* Data excerpts *
======

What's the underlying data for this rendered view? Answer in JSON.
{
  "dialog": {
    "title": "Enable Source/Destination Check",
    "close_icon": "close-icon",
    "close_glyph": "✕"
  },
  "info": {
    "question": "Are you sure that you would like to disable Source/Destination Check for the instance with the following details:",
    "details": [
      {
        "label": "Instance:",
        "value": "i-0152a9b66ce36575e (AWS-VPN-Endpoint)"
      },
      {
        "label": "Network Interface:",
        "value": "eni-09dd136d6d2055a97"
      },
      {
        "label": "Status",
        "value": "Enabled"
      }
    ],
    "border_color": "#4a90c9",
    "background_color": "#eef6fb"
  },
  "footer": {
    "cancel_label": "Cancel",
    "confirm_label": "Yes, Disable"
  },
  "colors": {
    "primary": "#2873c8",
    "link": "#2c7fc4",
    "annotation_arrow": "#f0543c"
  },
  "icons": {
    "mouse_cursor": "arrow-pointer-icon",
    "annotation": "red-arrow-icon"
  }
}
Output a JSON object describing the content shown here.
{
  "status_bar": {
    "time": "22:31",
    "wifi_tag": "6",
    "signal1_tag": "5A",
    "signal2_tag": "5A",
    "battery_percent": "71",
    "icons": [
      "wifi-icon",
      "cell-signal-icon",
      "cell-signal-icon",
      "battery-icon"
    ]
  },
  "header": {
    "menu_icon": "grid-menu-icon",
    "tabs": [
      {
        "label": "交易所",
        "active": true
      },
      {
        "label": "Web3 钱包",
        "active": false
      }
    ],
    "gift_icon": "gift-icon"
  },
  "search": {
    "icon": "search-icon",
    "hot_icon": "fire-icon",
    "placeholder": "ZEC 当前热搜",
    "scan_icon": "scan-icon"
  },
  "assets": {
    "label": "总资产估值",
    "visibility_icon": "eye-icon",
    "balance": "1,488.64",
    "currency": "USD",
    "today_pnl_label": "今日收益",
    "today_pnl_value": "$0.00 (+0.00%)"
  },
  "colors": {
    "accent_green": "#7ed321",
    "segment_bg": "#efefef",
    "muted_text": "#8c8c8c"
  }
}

======

* Directive *
Nothing but the lines from the one with "Output a JSON" through the end of the data above should be repeated, each exactly as it stands.

* Exercise output *
Output a JSON object describing the content shown here.
{
  "status_bar": {
    "time": "22:31",
    "wifi_tag": "6",
    "signal1_tag": "5A",
    "signal2_tag": "5A",
    "battery_percent": "71",
    "icons": [
      "wifi-icon",
      "cell-signal-icon",
      "cell-signal-icon",
      "battery-icon"
    ]
  },
  "header": {
    "menu_icon": "grid-menu-icon",
    "tabs": [
      {
        "label": "交易所",
        "active": true
      },
      {
        "label": "Web3 钱包",
        "active": false
      }
    ],
    "gift_icon": "gift-icon"
  },
  "search": {
    "icon": "search-icon",
    "hot_icon": "fire-icon",
    "placeholder": "ZEC 当前热搜",
    "scan_icon": "scan-icon"
  },
  "assets": {
    "label": "总资产估值",
    "visibility_icon": "eye-icon",
    "balance": "1,488.64",
    "currency": "USD",
    "today_pnl_label": "今日收益",
    "today_pnl_value": "$0.00 (+0.00%)"
  },
  "colors": {
    "accent_green": "#7ed321",
    "segment_bg": "#efefef",
    "muted_text": "#8c8c8c"
  }
}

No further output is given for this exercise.